** WRITTEN REQUEST **
Scan the records for the word "Luftdruck". Copy each line that includes it.

** EXTRACTED INFORMATION **
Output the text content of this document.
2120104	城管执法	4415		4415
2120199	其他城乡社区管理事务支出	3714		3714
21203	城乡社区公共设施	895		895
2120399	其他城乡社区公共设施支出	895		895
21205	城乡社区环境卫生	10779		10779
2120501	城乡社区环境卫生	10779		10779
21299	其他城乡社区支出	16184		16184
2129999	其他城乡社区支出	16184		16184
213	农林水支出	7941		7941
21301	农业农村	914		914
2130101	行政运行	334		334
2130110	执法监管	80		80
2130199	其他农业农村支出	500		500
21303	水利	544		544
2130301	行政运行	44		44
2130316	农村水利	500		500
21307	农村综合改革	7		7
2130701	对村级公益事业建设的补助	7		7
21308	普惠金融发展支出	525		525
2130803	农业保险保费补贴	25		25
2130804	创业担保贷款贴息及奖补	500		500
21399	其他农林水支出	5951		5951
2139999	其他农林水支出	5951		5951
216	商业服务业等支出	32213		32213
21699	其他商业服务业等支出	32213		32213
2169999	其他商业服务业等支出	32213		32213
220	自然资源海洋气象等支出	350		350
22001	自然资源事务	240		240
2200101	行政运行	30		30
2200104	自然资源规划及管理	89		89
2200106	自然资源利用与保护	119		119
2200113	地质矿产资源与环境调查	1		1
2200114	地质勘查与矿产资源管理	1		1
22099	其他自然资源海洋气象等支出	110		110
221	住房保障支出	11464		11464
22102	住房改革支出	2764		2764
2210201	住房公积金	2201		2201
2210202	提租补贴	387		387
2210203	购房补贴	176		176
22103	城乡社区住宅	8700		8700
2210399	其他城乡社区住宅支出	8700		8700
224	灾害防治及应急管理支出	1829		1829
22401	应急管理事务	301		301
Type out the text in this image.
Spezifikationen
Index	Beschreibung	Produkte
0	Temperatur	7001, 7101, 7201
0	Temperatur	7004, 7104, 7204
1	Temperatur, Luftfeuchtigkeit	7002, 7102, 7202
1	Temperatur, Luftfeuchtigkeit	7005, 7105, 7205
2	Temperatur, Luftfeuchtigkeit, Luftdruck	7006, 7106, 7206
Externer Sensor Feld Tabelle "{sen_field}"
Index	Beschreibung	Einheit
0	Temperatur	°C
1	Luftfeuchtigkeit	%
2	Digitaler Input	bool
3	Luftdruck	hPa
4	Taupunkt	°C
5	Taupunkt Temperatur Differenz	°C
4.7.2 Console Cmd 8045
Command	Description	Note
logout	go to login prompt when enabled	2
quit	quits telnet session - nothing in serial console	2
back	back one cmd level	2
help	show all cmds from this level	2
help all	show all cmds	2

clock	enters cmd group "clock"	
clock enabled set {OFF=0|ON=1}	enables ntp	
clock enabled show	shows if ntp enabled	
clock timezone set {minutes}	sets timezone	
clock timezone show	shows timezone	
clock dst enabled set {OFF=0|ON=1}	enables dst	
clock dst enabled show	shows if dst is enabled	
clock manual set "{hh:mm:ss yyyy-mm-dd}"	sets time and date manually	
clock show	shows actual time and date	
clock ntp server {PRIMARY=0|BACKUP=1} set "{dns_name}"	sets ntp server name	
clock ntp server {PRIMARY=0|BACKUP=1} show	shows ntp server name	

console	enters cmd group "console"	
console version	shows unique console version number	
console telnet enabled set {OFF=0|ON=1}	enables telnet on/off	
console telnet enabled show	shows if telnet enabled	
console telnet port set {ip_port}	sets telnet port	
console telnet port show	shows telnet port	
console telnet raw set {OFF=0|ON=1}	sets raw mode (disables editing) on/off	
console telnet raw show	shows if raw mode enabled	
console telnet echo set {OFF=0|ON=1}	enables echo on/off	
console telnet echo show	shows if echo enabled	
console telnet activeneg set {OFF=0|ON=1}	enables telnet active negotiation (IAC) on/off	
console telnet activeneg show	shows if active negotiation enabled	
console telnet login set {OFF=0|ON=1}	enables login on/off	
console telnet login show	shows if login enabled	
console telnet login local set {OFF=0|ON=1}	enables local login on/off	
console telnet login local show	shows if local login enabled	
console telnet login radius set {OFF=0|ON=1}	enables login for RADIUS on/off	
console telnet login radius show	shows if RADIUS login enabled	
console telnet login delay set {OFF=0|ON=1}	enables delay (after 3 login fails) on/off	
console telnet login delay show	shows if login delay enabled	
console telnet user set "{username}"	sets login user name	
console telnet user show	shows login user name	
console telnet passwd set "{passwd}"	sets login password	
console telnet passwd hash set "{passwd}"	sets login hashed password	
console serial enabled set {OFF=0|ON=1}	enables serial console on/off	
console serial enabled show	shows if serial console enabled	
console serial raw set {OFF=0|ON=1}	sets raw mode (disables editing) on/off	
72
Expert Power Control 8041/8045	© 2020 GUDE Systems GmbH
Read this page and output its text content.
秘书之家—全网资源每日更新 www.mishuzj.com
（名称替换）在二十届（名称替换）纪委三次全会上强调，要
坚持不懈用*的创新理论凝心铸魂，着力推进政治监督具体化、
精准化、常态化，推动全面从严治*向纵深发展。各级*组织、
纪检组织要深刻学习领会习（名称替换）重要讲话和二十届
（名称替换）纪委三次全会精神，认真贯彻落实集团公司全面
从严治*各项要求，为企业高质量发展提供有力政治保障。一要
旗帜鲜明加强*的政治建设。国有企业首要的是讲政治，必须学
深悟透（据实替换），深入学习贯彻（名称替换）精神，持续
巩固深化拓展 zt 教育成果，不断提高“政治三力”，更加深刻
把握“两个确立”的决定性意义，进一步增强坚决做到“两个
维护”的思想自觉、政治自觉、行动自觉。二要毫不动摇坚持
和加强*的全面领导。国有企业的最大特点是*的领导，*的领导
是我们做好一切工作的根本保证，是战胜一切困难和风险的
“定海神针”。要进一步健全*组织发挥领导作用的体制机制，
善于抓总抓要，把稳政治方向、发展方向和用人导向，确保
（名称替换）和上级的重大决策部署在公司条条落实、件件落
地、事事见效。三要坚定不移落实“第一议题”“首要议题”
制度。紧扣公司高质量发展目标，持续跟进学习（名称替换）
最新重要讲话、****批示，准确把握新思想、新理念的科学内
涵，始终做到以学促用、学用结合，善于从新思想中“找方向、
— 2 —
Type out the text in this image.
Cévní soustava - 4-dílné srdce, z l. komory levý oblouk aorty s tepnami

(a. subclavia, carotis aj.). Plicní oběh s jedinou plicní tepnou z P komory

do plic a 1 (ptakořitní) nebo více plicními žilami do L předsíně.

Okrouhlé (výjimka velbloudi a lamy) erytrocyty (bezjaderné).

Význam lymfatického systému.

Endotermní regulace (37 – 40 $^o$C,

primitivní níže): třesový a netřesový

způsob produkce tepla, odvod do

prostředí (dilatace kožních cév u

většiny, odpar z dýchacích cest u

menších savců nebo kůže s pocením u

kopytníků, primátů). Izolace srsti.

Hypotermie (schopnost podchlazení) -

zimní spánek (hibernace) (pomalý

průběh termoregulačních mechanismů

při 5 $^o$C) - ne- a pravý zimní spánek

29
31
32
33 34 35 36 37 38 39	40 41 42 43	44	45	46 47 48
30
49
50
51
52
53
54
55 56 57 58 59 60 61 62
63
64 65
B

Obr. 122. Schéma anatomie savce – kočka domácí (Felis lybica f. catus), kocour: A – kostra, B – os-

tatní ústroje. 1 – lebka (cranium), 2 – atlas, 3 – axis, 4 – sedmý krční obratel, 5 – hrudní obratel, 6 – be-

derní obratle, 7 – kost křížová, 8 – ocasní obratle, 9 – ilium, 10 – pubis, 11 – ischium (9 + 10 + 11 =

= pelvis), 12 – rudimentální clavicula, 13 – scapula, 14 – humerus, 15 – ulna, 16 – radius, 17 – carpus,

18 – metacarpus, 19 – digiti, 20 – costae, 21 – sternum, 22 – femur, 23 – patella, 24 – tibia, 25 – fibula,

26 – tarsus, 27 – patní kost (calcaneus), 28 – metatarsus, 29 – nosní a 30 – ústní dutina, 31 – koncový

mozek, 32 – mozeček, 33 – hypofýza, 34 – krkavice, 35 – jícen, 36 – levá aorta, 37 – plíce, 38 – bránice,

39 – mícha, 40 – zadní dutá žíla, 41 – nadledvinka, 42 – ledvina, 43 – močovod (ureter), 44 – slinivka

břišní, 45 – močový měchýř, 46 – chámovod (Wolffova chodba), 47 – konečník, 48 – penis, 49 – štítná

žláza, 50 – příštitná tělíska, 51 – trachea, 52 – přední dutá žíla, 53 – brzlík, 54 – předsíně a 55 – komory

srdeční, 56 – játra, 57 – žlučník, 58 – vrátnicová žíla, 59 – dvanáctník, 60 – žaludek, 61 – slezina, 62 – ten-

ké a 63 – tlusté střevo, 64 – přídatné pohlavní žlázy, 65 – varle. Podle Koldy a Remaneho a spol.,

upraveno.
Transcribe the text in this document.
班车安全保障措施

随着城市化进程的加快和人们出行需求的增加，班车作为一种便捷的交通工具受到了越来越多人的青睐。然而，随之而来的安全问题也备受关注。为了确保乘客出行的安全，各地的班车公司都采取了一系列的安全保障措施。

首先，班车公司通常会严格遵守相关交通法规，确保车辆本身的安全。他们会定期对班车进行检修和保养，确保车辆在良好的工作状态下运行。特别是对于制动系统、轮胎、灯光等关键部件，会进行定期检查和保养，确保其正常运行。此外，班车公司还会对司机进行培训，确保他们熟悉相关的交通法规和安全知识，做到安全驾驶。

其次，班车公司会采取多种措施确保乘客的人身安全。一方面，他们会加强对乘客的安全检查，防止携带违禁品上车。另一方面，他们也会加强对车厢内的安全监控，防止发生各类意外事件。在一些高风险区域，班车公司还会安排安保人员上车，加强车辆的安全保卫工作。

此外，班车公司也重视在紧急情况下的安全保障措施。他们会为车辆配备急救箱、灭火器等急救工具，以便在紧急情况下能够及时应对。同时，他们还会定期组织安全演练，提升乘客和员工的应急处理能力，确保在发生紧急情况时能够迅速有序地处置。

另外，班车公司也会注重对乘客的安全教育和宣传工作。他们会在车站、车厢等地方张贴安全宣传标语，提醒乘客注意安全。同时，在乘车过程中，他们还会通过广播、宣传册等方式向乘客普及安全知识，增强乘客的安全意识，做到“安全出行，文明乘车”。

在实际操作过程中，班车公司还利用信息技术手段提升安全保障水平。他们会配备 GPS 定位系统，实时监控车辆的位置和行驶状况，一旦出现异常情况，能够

** EXPECTED ANSWER **
2	Temperatur, Luftfeuchtigkeit, Luftdruck	7006, 7106, 7206
3	Luftdruck	hPa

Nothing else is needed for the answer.